→ **TO DO**
Print the entries that appear below, exactly as written and without their pictures.

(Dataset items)

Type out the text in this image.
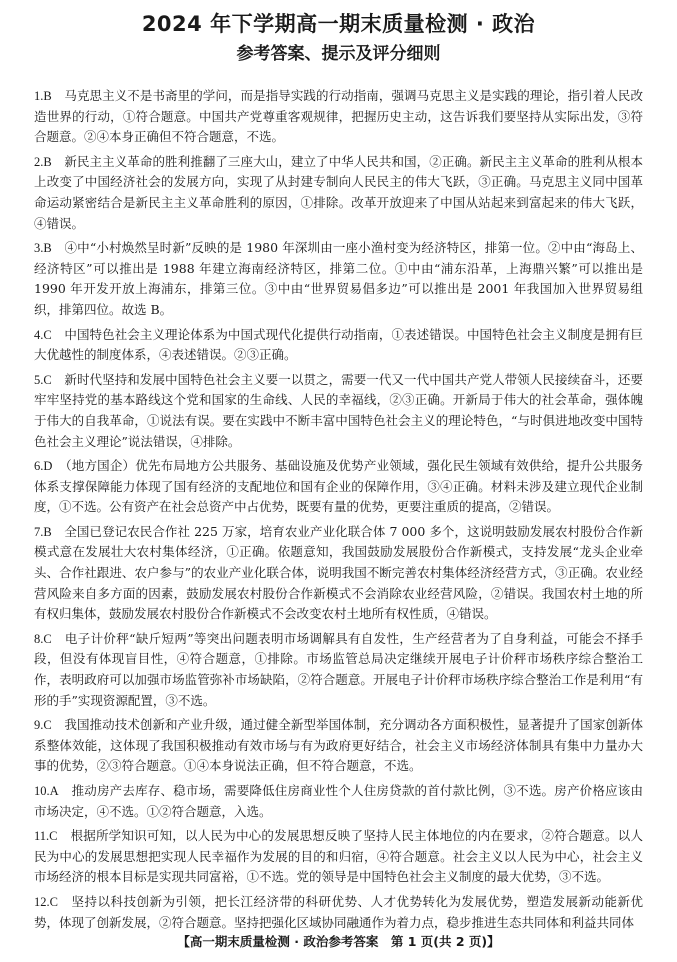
2024 年下学期高一期末质量检测 · 政治
参考答案、提示及评分细则

1.B　 马克思主义不是书斋里的学问，而是指导实践的行动指南，强调马克思主义是实践的理论，指引着人民改造世界的行动，①符合题意。中国共产党尊重客观规律，把握历史主动，这告诉我们要坚持从实际出发，③符合题意。②④本身正确但不符合题意，不选。

2.B　 新民主主义革命的胜利推翻了三座大山，建立了中华人民共和国，②正确。新民主主义革命的胜利从根本上改变了中国经济社会的发展方向，实现了从封建专制向人民民主的伟大飞跃，③正确。马克思主义同中国革命运动紧密结合是新民主主义革命胜利的原因，①排除。改革开放迎来了中国从站起来到富起来的伟大飞跃，④错误。

3.B　 ④中“小村焕然呈时新”反映的是 1980 年深圳由一座小渔村变为经济特区，排第一位。②中由“海岛上、经济特区”可以推出是 1988 年建立海南经济特区，排第二位。①中由“浦东沿革，上海鼎兴繁”可以推出是 1990 年开发开放上海浦东，排第三位。③中由“世界贸易倡多边”可以推出是 2001 年我国加入世界贸易组织，排第四位。故选 B。

4.C　 中国特色社会主义理论体系为中国式现代化提供行动指南，①表述错误。中国特色社会主义制度是拥有巨大优越性的制度体系，④表述错误。②③正确。

5.C　 新时代坚持和发展中国特色社会主义要一以贯之，需要一代又一代中国共产党人带领人民接续奋斗，还要牢牢坚持党的基本路线这个党和国家的生命线、人民的幸福线，②③正确。开新局于伟大的社会革命，强体魄于伟大的自我革命，①说法有误。要在实践中不断丰富中国特色社会主义的理论特色，“与时俱进地改变中国特色社会主义理论”说法错误，④排除。

6.D　 （地方国企）优先布局地方公共服务、基础设施及优势产业领域，强化民生领域有效供给，提升公共服务体系支撑保障能力体现了国有经济的支配地位和国有企业的保障作用，③④正确。材料未涉及建立现代企业制度，①不选。公有资产在社会总资产中占优势，既要有量的优势，更要注重质的提高，②错误。

7.B　 全国已登记农民合作社 225 万家，培育农业产业化联合体 7 000 多个，这说明鼓励发展农村股份合作新模式意在发展壮大农村集体经济，①正确。依题意知，我国鼓励发展股份合作新模式，支持发展“龙头企业牵头、合作社跟进、农户参与”的农业产业化联合体，说明我国不断完善农村集体经济经营方式，③正确。农业经营风险来自多方面的因素，鼓励发展农村股份合作新模式不会消除农业经营风险，②错误。我国农村土地的所有权归集体，鼓励发展农村股份合作新模式不会改变农村土地所有权性质，④错误。

8.C　 电子计价秤“缺斤短两”等突出问题表明市场调解具有自发性，生产经营者为了自身利益，可能会不择手段，但没有体现盲目性，④符合题意，①排除。市场监管总局决定继续开展电子计价秤市场秩序综合整治工作，表明政府可以加强市场监管弥补市场缺陷，②符合题意。开展电子计价秤市场秩序综合整治工作是利用“有形的手”实现资源配置，③不选。

9.C　 我国推动技术创新和产业升级，通过健全新型举国体制，充分调动各方面积极性，显著提升了国家创新体系整体效能，这体现了我国积极推动有效市场与有为政府更好结合，社会主义市场经济体制具有集中力量办大事的优势，②③符合题意。①④本身说法正确，但不符合题意，不选。

10.A　 推动房产去库存、稳市场，需要降低住房商业性个人住房贷款的首付款比例，③不选。房产价格应该由市场决定，④不选。①②符合题意，入选。

11.C　 根据所学知识可知，以人民为中心的发展思想反映了坚持人民主体地位的内在要求，②符合题意。以人民为中心的发展思想把实现人民幸福作为发展的目的和归宿，④符合题意。社会主义以人民为中心，社会主义市场经济的根本目标是实现共同富裕，①不选。党的领导是中国特色社会主义制度的最大优势，③不选。

12.C　 坚持以科技创新为引领，把长江经济带的科研优势、人才优势转化为发展优势，塑造发展新动能新优势，体现了创新发展，②符合题意。坚持把强化区域协同融通作为着力点，稳步推进生态共同体和利益共同体

【高一期末质量检测 · 政治参考答案　第 1 页(共 2 页)】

→ **COMPLETE RESPONSE**
Type out the text in this image.
2024 年下学期高一期末质量检测 · 政治
参考答案、提示及评分细则

1.B　 马克思主义不是书斋里的学问，而是指导实践的行动指南，强调马克思主义是实践的理论，指引着人民改造世界的行动，①符合题意。中国共产党尊重客观规律，把握历史主动，这告诉我们要坚持从实际出发，③符合题意。②④本身正确但不符合题意，不选。

2.B　 新民主主义革命的胜利推翻了三座大山，建立了中华人民共和国，②正确。新民主主义革命的胜利从根本上改变了中国经济社会的发展方向，实现了从封建专制向人民民主的伟大飞跃，③正确。马克思主义同中国革命运动紧密结合是新民主主义革命胜利的原因，①排除。改革开放迎来了中国从站起来到富起来的伟大飞跃，④错误。

3.B　 ④中“小村焕然呈时新”反映的是 1980 年深圳由一座小渔村变为经济特区，排第一位。②中由“海岛上、经济特区”可以推出是 1988 年建立海南经济特区，排第二位。①中由“浦东沿革，上海鼎兴繁”可以推出是 1990 年开发开放上海浦东，排第三位。③中由“世界贸易倡多边”可以推出是 2001 年我国加入世界贸易组织，排第四位。故选 B。

4.C　 中国特色社会主义理论体系为中国式现代化提供行动指南，①表述错误。中国特色社会主义制度是拥有巨大优越性的制度体系，④表述错误。②③正确。

5.C　 新时代坚持和发展中国特色社会主义要一以贯之，需要一代又一代中国共产党人带领人民接续奋斗，还要牢牢坚持党的基本路线这个党和国家的生命线、人民的幸福线，②③正确。开新局于伟大的社会革命，强体魄于伟大的自我革命，①说法有误。要在实践中不断丰富中国特色社会主义的理论特色，“与时俱进地改变中国特色社会主义理论”说法错误，④排除。

6.D　 （地方国企）优先布局地方公共服务、基础设施及优势产业领域，强化民生领域有效供给，提升公共服务体系支撑保障能力体现了国有经济的支配地位和国有企业的保障作用，③④正确。材料未涉及建立现代企业制度，①不选。公有资产在社会总资产中占优势，既要有量的优势，更要注重质的提高，②错误。

7.B　 全国已登记农民合作社 225 万家，培育农业产业化联合体 7 000 多个，这说明鼓励发展农村股份合作新模式意在发展壮大农村集体经济，①正确。依题意知，我国鼓励发展股份合作新模式，支持发展“龙头企业牵头、合作社跟进、农户参与”的农业产业化联合体，说明我国不断完善农村集体经济经营方式，③正确。农业经营风险来自多方面的因素，鼓励发展农村股份合作新模式不会消除农业经营风险，②错误。我国农村土地的所有权归集体，鼓励发展农村股份合作新模式不会改变农村土地所有权性质，④错误。

8.C　 电子计价秤“缺斤短两”等突出问题表明市场调解具有自发性，生产经营者为了自身利益，可能会不择手段，但没有体现盲目性，④符合题意，①排除。市场监管总局决定继续开展电子计价秤市场秩序综合整治工作，表明政府可以加强市场监管弥补市场缺陷，②符合题意。开展电子计价秤市场秩序综合整治工作是利用“有形的手”实现资源配置，③不选。

9.C　 我国推动技术创新和产业升级，通过健全新型举国体制，充分调动各方面积极性，显著提升了国家创新体系整体效能，这体现了我国积极推动有效市场与有为政府更好结合，社会主义市场经济体制具有集中力量办大事的优势，②③符合题意。①④本身说法正确，但不符合题意，不选。

10.A　 推动房产去库存、稳市场，需要降低住房商业性个人住房贷款的首付款比例，③不选。房产价格应该由市场决定，④不选。①②符合题意，入选。

11.C　 根据所学知识可知，以人民为中心的发展思想反映了坚持人民主体地位的内在要求，②符合题意。以人民为中心的发展思想把实现人民幸福作为发展的目的和归宿，④符合题意。社会主义以人民为中心，社会主义市场经济的根本目标是实现共同富裕，①不选。党的领导是中国特色社会主义制度的最大优势，③不选。

12.C　 坚持以科技创新为引领，把长江经济带的科研优势、人才优势转化为发展优势，塑造发展新动能新优势，体现了创新发展，②符合题意。坚持把强化区域协同融通作为着力点，稳步推进生态共同体和利益共同体

【高一期末质量检测 · 政治参考答案　第 1 页(共 2 页)】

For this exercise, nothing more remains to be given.